Stated problem:
You are to retype all of the data exactly as it appears.

Task inputs:
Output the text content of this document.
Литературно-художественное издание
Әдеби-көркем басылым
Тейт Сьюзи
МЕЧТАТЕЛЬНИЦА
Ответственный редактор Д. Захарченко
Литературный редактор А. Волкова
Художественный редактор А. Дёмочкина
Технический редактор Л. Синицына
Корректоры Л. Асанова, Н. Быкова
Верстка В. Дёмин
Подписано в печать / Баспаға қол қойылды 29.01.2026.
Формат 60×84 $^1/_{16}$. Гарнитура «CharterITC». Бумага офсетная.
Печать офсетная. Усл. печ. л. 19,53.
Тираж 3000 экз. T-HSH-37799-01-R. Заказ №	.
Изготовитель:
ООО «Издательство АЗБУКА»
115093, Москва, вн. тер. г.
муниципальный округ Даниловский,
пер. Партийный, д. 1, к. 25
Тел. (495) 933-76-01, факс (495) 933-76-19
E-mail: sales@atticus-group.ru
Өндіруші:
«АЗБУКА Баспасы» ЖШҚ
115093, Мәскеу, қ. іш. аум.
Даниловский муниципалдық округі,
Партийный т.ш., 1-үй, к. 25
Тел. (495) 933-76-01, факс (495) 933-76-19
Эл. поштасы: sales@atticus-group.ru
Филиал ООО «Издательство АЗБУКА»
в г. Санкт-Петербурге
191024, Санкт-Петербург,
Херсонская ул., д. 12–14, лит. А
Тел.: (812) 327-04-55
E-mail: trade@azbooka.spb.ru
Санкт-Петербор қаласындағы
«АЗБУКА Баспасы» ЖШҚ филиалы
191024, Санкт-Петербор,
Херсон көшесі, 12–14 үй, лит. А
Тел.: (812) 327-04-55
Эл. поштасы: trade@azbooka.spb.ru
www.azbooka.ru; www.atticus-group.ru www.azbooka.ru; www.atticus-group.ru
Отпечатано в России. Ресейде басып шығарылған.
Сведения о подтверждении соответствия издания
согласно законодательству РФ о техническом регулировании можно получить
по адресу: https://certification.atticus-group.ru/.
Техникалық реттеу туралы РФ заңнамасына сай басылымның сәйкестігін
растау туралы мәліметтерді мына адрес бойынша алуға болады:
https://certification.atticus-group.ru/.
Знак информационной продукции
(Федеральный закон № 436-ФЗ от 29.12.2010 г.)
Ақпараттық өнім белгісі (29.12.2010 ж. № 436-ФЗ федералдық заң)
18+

Task result:
Output the text content of this document.
Литературно-художественное издание
Әдеби-көркем басылым
Тейт Сьюзи
МЕЧТАТЕЛЬНИЦА
Ответственный редактор Д. Захарченко
Литературный редактор А. Волкова
Художественный редактор А. Дёмочкина
Технический редактор Л. Синицына
Корректоры Л. Асанова, Н. Быкова
Верстка В. Дёмин
Подписано в печать / Баспаға қол қойылды 29.01.2026.
Формат 60×84 $^1/_{16}$. Гарнитура «CharterITC». Бумага офсетная.
Печать офсетная. Усл. печ. л. 19,53.
Тираж 3000 экз. T-HSH-37799-01-R. Заказ №	.
Изготовитель:
ООО «Издательство АЗБУКА»
115093, Москва, вн. тер. г.
муниципальный округ Даниловский,
пер. Партийный, д. 1, к. 25
Тел. (495) 933-76-01, факс (495) 933-76-19
E-mail: sales@atticus-group.ru
Өндіруші:
«АЗБУКА Баспасы» ЖШҚ
115093, Мәскеу, қ. іш. аум.
Даниловский муниципалдық округі,
Партийный т.ш., 1-үй, к. 25
Тел. (495) 933-76-01, факс (495) 933-76-19
Эл. поштасы: sales@atticus-group.ru
Филиал ООО «Издательство АЗБУКА»
в г. Санкт-Петербурге
191024, Санкт-Петербург,
Херсонская ул., д. 12–14, лит. А
Тел.: (812) 327-04-55
E-mail: trade@azbooka.spb.ru
Санкт-Петербор қаласындағы
«АЗБУКА Баспасы» ЖШҚ филиалы
191024, Санкт-Петербор,
Херсон көшесі, 12–14 үй, лит. А
Тел.: (812) 327-04-55
Эл. поштасы: trade@azbooka.spb.ru
www.azbooka.ru; www.atticus-group.ru www.azbooka.ru; www.atticus-group.ru
Отпечатано в России. Ресейде басып шығарылған.
Сведения о подтверждении соответствия издания
согласно законодательству РФ о техническом регулировании можно получить
по адресу: https://certification.atticus-group.ru/.
Техникалық реттеу туралы РФ заңнамасына сай басылымның сәйкестігін
растау туралы мәліметтерді мына адрес бойынша алуға болады:
https://certification.atticus-group.ru/.
Знак информационной продукции
(Федеральный закон № 436-ФЗ от 29.12.2010 г.)
Ақпараттық өнім белгісі (29.12.2010 ж. № 436-ФЗ федералдық заң)
18+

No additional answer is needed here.